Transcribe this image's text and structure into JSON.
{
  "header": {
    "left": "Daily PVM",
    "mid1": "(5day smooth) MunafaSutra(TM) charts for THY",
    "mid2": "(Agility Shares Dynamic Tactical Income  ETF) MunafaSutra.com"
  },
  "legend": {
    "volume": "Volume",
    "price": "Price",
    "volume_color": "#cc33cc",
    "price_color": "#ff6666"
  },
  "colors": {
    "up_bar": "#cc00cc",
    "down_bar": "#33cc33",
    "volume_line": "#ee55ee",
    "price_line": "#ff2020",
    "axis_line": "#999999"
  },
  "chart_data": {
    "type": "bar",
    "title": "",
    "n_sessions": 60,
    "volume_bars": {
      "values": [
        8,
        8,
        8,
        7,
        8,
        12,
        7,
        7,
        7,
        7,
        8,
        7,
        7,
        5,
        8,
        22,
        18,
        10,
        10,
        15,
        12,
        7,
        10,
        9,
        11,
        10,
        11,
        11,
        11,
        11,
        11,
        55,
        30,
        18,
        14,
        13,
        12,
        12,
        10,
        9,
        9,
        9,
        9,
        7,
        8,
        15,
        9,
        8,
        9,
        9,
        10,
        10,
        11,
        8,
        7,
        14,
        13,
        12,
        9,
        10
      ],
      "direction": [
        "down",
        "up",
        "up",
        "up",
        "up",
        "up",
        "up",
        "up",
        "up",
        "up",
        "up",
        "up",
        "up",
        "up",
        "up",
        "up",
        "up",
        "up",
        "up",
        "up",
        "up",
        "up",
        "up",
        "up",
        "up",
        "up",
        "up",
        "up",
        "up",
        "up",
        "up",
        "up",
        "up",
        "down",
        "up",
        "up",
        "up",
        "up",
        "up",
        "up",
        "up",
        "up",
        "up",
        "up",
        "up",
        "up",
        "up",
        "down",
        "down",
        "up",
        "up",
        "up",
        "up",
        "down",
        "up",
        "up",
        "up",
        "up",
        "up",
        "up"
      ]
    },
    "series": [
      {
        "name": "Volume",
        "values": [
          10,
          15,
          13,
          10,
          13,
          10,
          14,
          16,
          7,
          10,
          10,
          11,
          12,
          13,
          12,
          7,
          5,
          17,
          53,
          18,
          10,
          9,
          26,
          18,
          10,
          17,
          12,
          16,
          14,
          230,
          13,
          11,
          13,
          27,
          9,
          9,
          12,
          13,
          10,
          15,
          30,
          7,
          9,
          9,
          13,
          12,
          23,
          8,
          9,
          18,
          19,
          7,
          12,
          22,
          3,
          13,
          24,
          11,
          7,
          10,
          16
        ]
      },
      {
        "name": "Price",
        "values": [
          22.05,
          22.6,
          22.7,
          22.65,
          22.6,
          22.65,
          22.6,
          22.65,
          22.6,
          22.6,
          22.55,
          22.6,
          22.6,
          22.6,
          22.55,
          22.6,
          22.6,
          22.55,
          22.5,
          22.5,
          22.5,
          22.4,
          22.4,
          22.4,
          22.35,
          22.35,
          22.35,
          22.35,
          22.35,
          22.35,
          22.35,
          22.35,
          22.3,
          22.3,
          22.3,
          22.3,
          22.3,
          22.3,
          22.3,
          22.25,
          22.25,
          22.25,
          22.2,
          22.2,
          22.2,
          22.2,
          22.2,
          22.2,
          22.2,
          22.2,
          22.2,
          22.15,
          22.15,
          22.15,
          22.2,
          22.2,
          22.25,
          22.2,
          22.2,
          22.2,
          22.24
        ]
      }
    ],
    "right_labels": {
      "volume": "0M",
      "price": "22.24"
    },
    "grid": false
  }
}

--------------------

| WHAT TO DO |
Above are the records. Identify each line that contains the word "MunafaSutra".

| OUTPUT OF THE TASK |
    "mid1": "(5day smooth) MunafaSutra(TM) charts for THY",
    "mid2": "(Agility Shares Dynamic Tactical Income  ETF) MunafaSutra.com"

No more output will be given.